## Records for this exercise
+---+

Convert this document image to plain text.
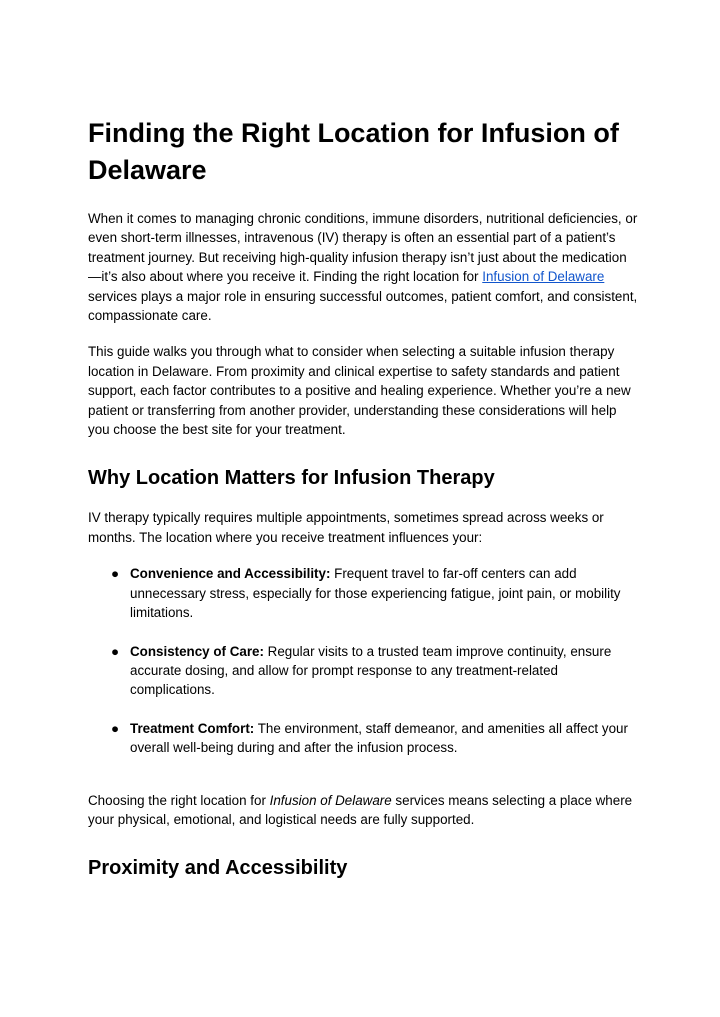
Finding the Right Location for Infusion of Delaware

When it comes to managing chronic conditions, immune disorders, nutritional deficiencies, or even short-term illnesses, intravenous (IV) therapy is often an essential part of a patient’s treatment journey. But receiving high-quality infusion therapy isn’t just about the medication—it’s also about where you receive it. Finding the right location for Infusion of Delaware services plays a major role in ensuring successful outcomes, patient comfort, and consistent, compassionate care.

This guide walks you through what to consider when selecting a suitable infusion therapy location in Delaware. From proximity and clinical expertise to safety standards and patient support, each factor contributes to a positive and healing experience. Whether you’re a new patient or transferring from another provider, understanding these considerations will help you choose the best site for your treatment.

Why Location Matters for Infusion Therapy

IV therapy typically requires multiple appointments, sometimes spread across weeks or months. The location where you receive treatment influences your:

● Convenience and Accessibility: Frequent travel to far-off centers can add unnecessary stress, especially for those experiencing fatigue, joint pain, or mobility limitations.
● Consistency of Care: Regular visits to a trusted team improve continuity, ensure accurate dosing, and allow for prompt response to any treatment-related complications.
● Treatment Comfort: The environment, staff demeanor, and amenities all affect your overall well-being during and after the infusion process.

Choosing the right location for Infusion of Delaware services means selecting a place where your physical, emotional, and logistical needs are fully supported.

Proximity and Accessibility
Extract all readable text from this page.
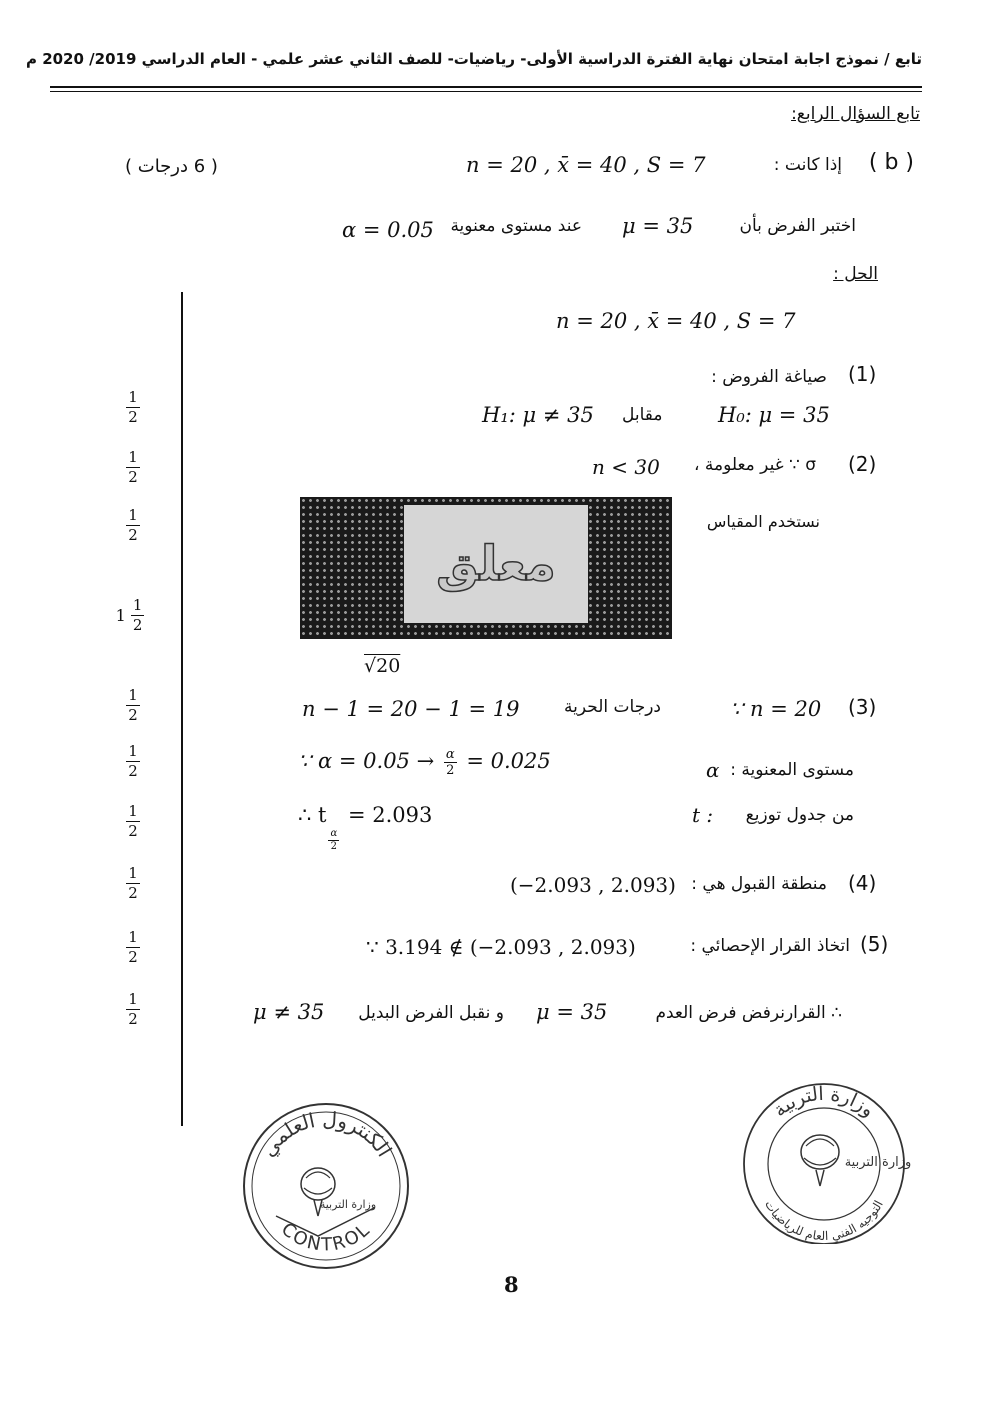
تابع / نموذج اجابة امتحان نهاية الفترة الدراسية الأولى- رياضيات- للصف الثاني عشر علمي - العام الدراسي 2019/ 2020 م
تابع السؤال الرابع:
( b )
إذا كانت :
n = 20 , x̄ = 40 , S = 7
( 6 درجات )
اختبر الفرض بأن
μ = 35
عند مستوى معنوية
α = 0.05
الحل :
n = 20 , x̄ = 40 , S = 7
(1)
صياغة الفروض :
H₀: μ = 35
مقابل
H₁: μ ≠ 35
(2)
σ ∵ غير معلومة ،
n < 30
نستخدم المقياس
معلق
√20
(3)
∵ n = 20
درجات الحرية
n − 1 = 20 − 1 = 19
مستوى المعنوية :
α
∵ $\alpha = 0.05 \to \frac{\alpha}{2} = 0.025$
من جدول توزيع
t :
∴ t
$\frac{\alpha}{2}$
= 2.093
(4)
منطقة القبول هي :
(−2.093 , 2.093)
(5)
اتخاذ القرار الإحصائي :
∵ 3.194 ∉ (−2.093 , 2.093)
∴ القرارنرفض فرض العدم
μ = 35
و نقبل الفرض البديل
μ ≠ 35
$\frac{1}{2}$
$\frac{1}{2}$
$\frac{1}{2}$
$1 \frac{1}{2}$
$\frac{1}{2}$
$\frac{1}{2}$
$\frac{1}{2}$
$\frac{1}{2}$
$\frac{1}{2}$
$\frac{1}{2}$
الكنترول العلمي
CONTROL
وزارة التربية
وزارة التربية
التوجيه الفني العام للرياضيات
وزارة التربية
8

+---+

Your task is to copy the entries in full and exactly, without any images.

Convert this document image to plain text.
Finding the Right Location for Infusion of Delaware

When it comes to managing chronic conditions, immune disorders, nutritional deficiencies, or even short-term illnesses, intravenous (IV) therapy is often an essential part of a patient’s treatment journey. But receiving high-quality infusion therapy isn’t just about the medication—it’s also about where you receive it. Finding the right location for Infusion of Delaware services plays a major role in ensuring successful outcomes, patient comfort, and consistent, compassionate care.

This guide walks you through what to consider when selecting a suitable infusion therapy location in Delaware. From proximity and clinical expertise to safety standards and patient support, each factor contributes to a positive and healing experience. Whether you’re a new patient or transferring from another provider, understanding these considerations will help you choose the best site for your treatment.

Why Location Matters for Infusion Therapy

IV therapy typically requires multiple appointments, sometimes spread across weeks or months. The location where you receive treatment influences your:

● Convenience and Accessibility: Frequent travel to far-off centers can add unnecessary stress, especially for those experiencing fatigue, joint pain, or mobility limitations.
● Consistency of Care: Regular visits to a trusted team improve continuity, ensure accurate dosing, and allow for prompt response to any treatment-related complications.
● Treatment Comfort: The environment, staff demeanor, and amenities all affect your overall well-being during and after the infusion process.

Choosing the right location for Infusion of Delaware services means selecting a place where your physical, emotional, and logistical needs are fully supported.

Proximity and Accessibility
Extract all readable text from this page.
تابع / نموذج اجابة امتحان نهاية الفترة الدراسية الأولى- رياضيات- للصف الثاني عشر علمي - العام الدراسي 2019/ 2020 م
تابع السؤال الرابع:
( b )
إذا كانت :
n = 20 , x̄ = 40 , S = 7
( 6 درجات )
اختبر الفرض بأن
μ = 35
عند مستوى معنوية
α = 0.05
الحل :
n = 20 , x̄ = 40 , S = 7
(1)
صياغة الفروض :
H₀: μ = 35
مقابل
H₁: μ ≠ 35
(2)
σ ∵ غير معلومة ،
n < 30
نستخدم المقياس
معلق
√20
(3)
∵ n = 20
درجات الحرية
n − 1 = 20 − 1 = 19
مستوى المعنوية :
α
∵ $\alpha = 0.05 \to \frac{\alpha}{2} = 0.025$
من جدول توزيع
t :
∴ t
$\frac{\alpha}{2}$
= 2.093
(4)
منطقة القبول هي :
(−2.093 , 2.093)
(5)
اتخاذ القرار الإحصائي :
∵ 3.194 ∉ (−2.093 , 2.093)
∴ القرارنرفض فرض العدم
μ = 35
و نقبل الفرض البديل
μ ≠ 35
$\frac{1}{2}$
$\frac{1}{2}$
$\frac{1}{2}$
$1 \frac{1}{2}$
$\frac{1}{2}$
$\frac{1}{2}$
$\frac{1}{2}$
$\frac{1}{2}$
$\frac{1}{2}$
$\frac{1}{2}$
الكنترول العلمي
CONTROL
وزارة التربية
وزارة التربية
التوجيه الفني العام للرياضيات
وزارة التربية
8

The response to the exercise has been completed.